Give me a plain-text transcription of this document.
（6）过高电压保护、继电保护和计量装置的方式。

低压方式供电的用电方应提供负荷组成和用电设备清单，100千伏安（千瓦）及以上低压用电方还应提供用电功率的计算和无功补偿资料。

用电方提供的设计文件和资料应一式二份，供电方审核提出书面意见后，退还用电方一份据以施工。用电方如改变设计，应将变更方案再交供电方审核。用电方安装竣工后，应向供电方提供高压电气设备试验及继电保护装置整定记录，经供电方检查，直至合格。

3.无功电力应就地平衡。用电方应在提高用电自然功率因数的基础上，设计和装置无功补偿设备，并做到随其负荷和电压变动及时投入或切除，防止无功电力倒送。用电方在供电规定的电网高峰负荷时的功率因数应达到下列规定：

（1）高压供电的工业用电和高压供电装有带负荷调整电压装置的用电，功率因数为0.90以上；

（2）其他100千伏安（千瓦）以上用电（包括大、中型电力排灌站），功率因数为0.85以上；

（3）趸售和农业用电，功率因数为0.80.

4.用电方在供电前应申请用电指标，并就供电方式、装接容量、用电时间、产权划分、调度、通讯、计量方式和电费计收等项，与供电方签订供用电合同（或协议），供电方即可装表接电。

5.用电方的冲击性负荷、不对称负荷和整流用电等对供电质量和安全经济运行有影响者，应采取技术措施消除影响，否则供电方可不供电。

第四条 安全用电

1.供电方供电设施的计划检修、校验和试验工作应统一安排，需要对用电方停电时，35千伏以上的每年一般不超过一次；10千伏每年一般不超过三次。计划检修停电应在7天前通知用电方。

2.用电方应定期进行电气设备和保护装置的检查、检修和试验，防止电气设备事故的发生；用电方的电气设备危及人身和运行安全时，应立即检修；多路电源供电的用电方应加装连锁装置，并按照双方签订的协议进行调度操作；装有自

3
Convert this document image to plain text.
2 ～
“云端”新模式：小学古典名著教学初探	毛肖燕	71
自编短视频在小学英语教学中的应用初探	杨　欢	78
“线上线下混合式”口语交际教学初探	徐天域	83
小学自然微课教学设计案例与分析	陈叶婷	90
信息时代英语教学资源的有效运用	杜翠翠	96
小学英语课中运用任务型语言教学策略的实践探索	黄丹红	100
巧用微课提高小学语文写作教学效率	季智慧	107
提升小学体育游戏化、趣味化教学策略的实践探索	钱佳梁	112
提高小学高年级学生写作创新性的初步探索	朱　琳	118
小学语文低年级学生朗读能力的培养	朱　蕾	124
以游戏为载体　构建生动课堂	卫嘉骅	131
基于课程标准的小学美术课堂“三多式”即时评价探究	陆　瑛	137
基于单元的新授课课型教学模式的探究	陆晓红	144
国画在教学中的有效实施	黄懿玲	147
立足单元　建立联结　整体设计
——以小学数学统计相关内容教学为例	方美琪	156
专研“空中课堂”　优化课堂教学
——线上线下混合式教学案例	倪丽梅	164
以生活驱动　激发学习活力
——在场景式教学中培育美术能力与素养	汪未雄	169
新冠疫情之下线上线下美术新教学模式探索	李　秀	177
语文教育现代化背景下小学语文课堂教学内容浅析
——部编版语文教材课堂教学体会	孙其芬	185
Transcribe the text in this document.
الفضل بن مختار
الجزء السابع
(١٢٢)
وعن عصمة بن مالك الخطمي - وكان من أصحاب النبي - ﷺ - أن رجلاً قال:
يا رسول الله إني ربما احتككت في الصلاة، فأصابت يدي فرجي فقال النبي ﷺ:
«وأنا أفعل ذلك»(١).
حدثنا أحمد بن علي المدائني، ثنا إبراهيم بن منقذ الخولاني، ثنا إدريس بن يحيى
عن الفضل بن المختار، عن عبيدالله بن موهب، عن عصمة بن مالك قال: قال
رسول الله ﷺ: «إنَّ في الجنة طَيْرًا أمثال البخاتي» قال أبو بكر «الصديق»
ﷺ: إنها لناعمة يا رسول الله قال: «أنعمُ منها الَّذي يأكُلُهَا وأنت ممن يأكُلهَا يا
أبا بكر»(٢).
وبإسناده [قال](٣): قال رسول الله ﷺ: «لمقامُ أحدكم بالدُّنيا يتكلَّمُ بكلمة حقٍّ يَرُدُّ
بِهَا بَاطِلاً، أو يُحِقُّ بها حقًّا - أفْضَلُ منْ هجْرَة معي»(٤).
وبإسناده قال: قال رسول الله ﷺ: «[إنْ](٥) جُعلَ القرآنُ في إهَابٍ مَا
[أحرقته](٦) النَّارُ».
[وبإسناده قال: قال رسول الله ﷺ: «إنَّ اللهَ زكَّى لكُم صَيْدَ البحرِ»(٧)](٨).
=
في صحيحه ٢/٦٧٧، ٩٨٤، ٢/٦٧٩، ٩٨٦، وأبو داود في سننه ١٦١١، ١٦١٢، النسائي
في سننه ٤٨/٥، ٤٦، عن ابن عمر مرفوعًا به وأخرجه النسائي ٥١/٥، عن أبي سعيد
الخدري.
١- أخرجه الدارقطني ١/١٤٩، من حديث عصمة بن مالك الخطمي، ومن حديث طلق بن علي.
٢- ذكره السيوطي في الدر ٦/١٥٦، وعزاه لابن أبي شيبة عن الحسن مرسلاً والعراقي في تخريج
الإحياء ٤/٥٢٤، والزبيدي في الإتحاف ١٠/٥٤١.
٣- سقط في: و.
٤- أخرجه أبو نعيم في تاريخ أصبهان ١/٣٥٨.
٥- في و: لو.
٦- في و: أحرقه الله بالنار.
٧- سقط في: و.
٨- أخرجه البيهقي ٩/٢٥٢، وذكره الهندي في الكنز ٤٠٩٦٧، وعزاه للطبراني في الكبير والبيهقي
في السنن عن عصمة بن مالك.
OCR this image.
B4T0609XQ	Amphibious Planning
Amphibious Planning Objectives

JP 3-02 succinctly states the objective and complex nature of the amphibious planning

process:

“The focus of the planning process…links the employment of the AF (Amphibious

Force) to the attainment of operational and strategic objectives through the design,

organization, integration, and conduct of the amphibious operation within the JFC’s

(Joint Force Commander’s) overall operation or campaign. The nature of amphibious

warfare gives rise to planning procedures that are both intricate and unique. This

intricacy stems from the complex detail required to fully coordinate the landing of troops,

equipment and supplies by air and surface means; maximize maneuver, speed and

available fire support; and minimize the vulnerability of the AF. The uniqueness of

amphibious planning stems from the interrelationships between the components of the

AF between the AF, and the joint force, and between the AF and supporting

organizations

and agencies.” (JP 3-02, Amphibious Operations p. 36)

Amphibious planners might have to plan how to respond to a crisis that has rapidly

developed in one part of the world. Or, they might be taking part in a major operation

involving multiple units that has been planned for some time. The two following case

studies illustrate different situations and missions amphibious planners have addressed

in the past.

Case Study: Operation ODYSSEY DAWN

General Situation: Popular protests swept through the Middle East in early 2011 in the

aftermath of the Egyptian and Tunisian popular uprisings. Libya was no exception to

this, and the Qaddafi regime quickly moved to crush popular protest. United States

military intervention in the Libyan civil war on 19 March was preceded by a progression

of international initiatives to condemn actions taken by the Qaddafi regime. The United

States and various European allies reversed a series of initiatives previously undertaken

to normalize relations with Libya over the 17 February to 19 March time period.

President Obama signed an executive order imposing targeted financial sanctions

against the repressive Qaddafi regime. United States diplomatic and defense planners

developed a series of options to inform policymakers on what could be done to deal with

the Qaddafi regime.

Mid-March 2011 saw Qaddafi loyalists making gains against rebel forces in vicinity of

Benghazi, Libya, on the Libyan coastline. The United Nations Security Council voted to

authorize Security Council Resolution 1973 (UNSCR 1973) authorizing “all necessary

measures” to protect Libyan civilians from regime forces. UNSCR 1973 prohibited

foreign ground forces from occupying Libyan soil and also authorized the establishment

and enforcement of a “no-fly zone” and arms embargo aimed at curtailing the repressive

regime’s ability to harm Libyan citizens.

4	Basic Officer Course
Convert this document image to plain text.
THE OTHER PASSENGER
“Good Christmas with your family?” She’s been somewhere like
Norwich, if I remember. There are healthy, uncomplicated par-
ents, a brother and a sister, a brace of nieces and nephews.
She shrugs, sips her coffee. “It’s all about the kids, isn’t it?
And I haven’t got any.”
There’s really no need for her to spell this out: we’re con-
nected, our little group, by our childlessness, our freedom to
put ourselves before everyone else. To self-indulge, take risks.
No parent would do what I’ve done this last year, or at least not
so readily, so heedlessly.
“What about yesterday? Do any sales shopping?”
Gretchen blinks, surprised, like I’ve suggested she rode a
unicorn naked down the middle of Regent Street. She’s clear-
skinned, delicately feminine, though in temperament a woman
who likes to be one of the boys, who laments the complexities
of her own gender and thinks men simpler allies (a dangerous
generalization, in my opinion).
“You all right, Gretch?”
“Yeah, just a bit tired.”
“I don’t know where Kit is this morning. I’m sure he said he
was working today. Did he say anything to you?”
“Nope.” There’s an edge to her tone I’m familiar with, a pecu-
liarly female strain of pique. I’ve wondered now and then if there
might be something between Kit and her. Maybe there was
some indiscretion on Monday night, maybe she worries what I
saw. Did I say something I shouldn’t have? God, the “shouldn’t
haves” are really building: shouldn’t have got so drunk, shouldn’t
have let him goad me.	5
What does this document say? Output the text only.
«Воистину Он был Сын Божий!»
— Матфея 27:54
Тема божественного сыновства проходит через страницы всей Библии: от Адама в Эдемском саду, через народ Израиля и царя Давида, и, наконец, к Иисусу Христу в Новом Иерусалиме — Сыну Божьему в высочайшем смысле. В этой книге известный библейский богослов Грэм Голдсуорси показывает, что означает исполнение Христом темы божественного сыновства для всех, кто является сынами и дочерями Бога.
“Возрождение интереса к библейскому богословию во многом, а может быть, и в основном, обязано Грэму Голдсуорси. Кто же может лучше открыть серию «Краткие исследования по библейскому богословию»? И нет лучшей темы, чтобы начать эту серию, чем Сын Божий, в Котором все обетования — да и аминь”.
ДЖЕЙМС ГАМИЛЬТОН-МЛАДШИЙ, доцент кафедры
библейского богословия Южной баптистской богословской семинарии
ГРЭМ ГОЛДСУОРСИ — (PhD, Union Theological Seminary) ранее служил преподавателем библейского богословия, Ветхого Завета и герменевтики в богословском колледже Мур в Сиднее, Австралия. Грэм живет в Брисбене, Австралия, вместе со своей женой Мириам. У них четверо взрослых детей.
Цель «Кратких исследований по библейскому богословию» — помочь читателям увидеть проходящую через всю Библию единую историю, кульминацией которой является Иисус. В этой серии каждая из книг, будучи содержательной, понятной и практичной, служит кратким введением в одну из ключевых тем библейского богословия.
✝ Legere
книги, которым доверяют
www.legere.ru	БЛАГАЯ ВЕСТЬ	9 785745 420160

Set problem:
Where a line of the entries contains the word "document", copy that line.

Exercise result:
Give me a plain-text transcription of this document.
Convert this document image to plain text.
Transcribe the text in this document.
Convert this document image to plain text.
What does this document say? Output the text only.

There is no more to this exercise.